BRIEF: Could you repeat every row from the line containing "Identify all the" down to the line containing "dialog-buttons: キャンセル 削除", both included, with nothing changed?

[Element location listings]
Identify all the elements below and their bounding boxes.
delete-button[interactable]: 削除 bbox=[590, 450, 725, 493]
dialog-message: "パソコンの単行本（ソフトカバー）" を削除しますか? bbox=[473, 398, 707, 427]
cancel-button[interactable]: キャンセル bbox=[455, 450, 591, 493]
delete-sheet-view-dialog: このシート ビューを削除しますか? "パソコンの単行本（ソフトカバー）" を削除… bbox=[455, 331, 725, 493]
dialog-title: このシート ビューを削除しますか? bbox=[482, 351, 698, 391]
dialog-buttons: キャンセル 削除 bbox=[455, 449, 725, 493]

...

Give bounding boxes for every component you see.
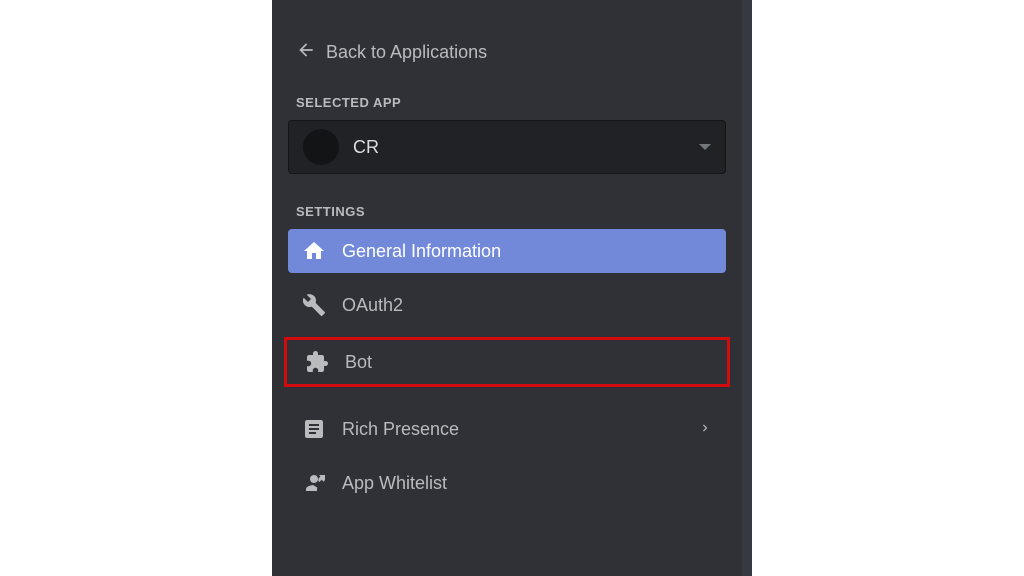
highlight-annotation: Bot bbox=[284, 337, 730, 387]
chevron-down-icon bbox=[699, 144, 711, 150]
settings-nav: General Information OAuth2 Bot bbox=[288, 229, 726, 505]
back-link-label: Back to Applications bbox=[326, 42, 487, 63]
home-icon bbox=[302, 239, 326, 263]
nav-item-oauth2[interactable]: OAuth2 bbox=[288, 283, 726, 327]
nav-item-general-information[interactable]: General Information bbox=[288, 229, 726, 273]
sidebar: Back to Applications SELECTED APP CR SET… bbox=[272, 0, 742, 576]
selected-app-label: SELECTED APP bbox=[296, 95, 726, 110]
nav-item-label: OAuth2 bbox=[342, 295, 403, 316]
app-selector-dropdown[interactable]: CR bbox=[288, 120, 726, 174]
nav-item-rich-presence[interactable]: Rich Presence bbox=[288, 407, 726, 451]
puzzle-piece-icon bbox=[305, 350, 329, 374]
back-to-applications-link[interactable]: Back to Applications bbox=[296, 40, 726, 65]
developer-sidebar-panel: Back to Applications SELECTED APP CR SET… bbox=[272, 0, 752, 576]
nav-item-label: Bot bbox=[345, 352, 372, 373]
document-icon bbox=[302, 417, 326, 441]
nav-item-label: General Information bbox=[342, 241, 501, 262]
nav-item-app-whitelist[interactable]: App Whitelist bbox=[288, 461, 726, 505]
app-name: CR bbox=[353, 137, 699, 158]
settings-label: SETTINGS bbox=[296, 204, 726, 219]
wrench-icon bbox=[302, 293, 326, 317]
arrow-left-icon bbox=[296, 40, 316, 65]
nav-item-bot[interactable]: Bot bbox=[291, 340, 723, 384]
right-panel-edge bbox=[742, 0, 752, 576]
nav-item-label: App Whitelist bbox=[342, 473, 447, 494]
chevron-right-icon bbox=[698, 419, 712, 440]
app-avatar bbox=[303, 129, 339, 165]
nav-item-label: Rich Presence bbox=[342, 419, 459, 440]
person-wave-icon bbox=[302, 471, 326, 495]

---

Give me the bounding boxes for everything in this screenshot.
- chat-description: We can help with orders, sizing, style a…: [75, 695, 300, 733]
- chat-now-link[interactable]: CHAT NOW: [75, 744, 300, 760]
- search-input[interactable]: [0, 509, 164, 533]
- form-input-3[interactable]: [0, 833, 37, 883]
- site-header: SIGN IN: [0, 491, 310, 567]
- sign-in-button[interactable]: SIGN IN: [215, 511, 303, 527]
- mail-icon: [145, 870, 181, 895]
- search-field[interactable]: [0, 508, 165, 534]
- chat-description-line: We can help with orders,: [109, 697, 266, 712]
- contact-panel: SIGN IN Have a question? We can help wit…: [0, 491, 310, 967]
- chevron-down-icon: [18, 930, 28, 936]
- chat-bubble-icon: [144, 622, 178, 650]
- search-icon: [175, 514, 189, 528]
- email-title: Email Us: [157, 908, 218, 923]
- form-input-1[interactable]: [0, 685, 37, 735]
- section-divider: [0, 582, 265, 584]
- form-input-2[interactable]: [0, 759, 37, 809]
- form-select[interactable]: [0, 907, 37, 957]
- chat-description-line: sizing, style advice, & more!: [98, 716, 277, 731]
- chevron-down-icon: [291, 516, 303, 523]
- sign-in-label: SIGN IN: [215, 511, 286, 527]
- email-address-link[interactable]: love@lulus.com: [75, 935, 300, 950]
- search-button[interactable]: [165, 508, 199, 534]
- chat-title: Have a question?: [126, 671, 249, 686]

RESPONSE BELOW:
Identify all the elements below and their bounding boxes.
delete-button[interactable]: 削除 bbox=[590, 450, 725, 493]
dialog-message: "パソコンの単行本（ソフトカバー）" を削除しますか? bbox=[473, 398, 707, 427]
cancel-button[interactable]: キャンセル bbox=[455, 450, 591, 493]
delete-sheet-view-dialog: このシート ビューを削除しますか? "パソコンの単行本（ソフトカバー）" を削除… bbox=[455, 331, 725, 493]
dialog-title: このシート ビューを削除しますか? bbox=[482, 351, 698, 391]
dialog-buttons: キャンセル 削除 bbox=[455, 449, 725, 493]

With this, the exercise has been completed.